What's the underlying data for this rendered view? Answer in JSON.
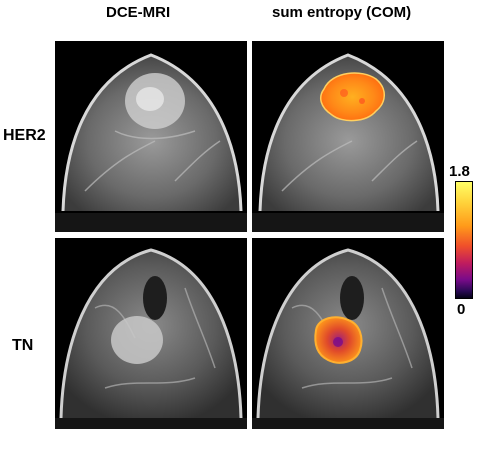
{
  "columns": {
    "left": "DCE-MRI",
    "right": "sum entropy (COM)"
  },
  "rows": {
    "top": "HER2",
    "bottom": "TN"
  },
  "colorbar": {
    "max": "1.8",
    "min": "0"
  }
}
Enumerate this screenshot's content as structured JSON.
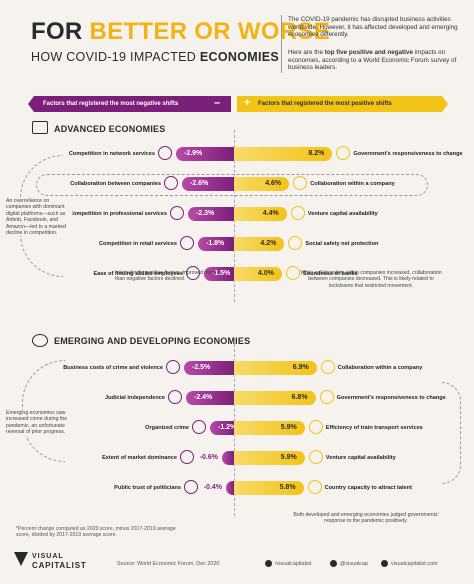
{
  "header": {
    "title_line1_part1": "FOR ",
    "title_line1_part2": "BETTER OR WORSE",
    "title_line2_part1": "HOW COVID-19 IMPACTED ",
    "title_line2_part2": "ECONOMIES",
    "intro_p1": "The COVID-19 pandemic has disrupted business activities worldwide. However, it has affected developed and emerging economies differently.",
    "intro_p2_part1": "Here are the ",
    "intro_p2_bold": "top five positive and negative",
    "intro_p2_part2": " impacts on economies, according to a World Economic Forum survey of business leaders."
  },
  "legend": {
    "negative_label": "Factors that registered the most negative shifts",
    "negative_sign": "–",
    "positive_sign": "+",
    "positive_label": "Factors that registered the most positive shifts"
  },
  "colors": {
    "negative": "#7b1f7a",
    "negative_light": "#b84aa8",
    "positive": "#f3c316",
    "positive_light": "#f7db6a",
    "dark": "#2b2b2b",
    "background": "#f6f3ee"
  },
  "notes": {
    "advanced_left": "An overreliance on companies with dominant digital platforms—such as Airbnb, Facebook, and Amazon—led to a marked decline in competition.",
    "advanced_center": "Interestingly, positive factors improved more than negative factors declined.",
    "advanced_right": "While collaboration within companies increased, collaboration between companies decreased. This is likely related to lockdowns that restricted movement.",
    "emerging_left": "Emerging economies saw increased crime during the pandemic, an unfortunate reversal of prior progress.",
    "emerging_right": "Both developed and emerging economies judged governments' response to the pandemic positively.",
    "footnote": "*Percent change computed as 2020 score, minus 2017-2019 average score, divided by 2017-2019 average score."
  },
  "footer": {
    "brand_line1": "VISUAL",
    "brand_line2": "CAPITALIST",
    "source": "Source: World Economic Forum, Dec 2020",
    "social1": "/visualcapitalist",
    "social2": "@visualcap",
    "social3": "visualcapitalist.com"
  },
  "icons": [
    "network-icon",
    "company-icon",
    "professional-icon",
    "retail-icon",
    "employees-icon",
    "government-icon",
    "collaboration-icon",
    "venture-icon",
    "safety-net-icon",
    "bank-icon",
    "crime-icon",
    "judiciary-icon",
    "dominance-icon",
    "politicians-icon",
    "train-icon",
    "talent-icon"
  ],
  "chart_data": [
    {
      "type": "bar",
      "title": "ADVANCED ECONOMIES",
      "negative": {
        "categories": [
          "Competition in network services",
          "Collaboration between companies",
          "Competition in professional services",
          "Competition in retail services",
          "Ease of finding skilled employees"
        ],
        "values": [
          -2.9,
          -2.6,
          -2.3,
          -1.8,
          -1.5
        ],
        "labels": [
          "-2.9%",
          "-2.6%",
          "-2.3%",
          "-1.8%",
          "-1.5%"
        ]
      },
      "positive": {
        "categories": [
          "Government's responsiveness to change",
          "Collaboration within a company",
          "Venture capital availability",
          "Social safety net protection",
          "Soundness of banks"
        ],
        "values": [
          8.2,
          4.6,
          4.4,
          4.2,
          4.0
        ],
        "labels": [
          "8.2%",
          "4.6%",
          "4.4%",
          "4.2%",
          "4.0%"
        ]
      }
    },
    {
      "type": "bar",
      "title": "EMERGING AND DEVELOPING ECONOMIES",
      "negative": {
        "categories": [
          "Business costs of crime and violence",
          "Judicial independence",
          "Organized crime",
          "Extent of market dominance",
          "Public trust of politicians"
        ],
        "values": [
          -2.5,
          -2.4,
          -1.2,
          -0.6,
          -0.4
        ],
        "labels": [
          "-2.5%",
          "-2.4%",
          "-1.2%",
          "-0.6%",
          "-0.4%"
        ]
      },
      "positive": {
        "categories": [
          "Collaboration within a company",
          "Government's responsiveness to change",
          "Efficiency of train transport services",
          "Venture capital availability",
          "Country capacity to attract talent"
        ],
        "values": [
          6.9,
          6.8,
          5.9,
          5.9,
          5.8
        ],
        "labels": [
          "6.9%",
          "6.8%",
          "5.9%",
          "5.9%",
          "5.8%"
        ]
      }
    }
  ]
}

**WHAT THIS TASK INVOLVES:** Extract every line of the records above that contains the word "dominance".

**TASK RESULT:**
    "dominance-icon",
          "Extent of market dominance",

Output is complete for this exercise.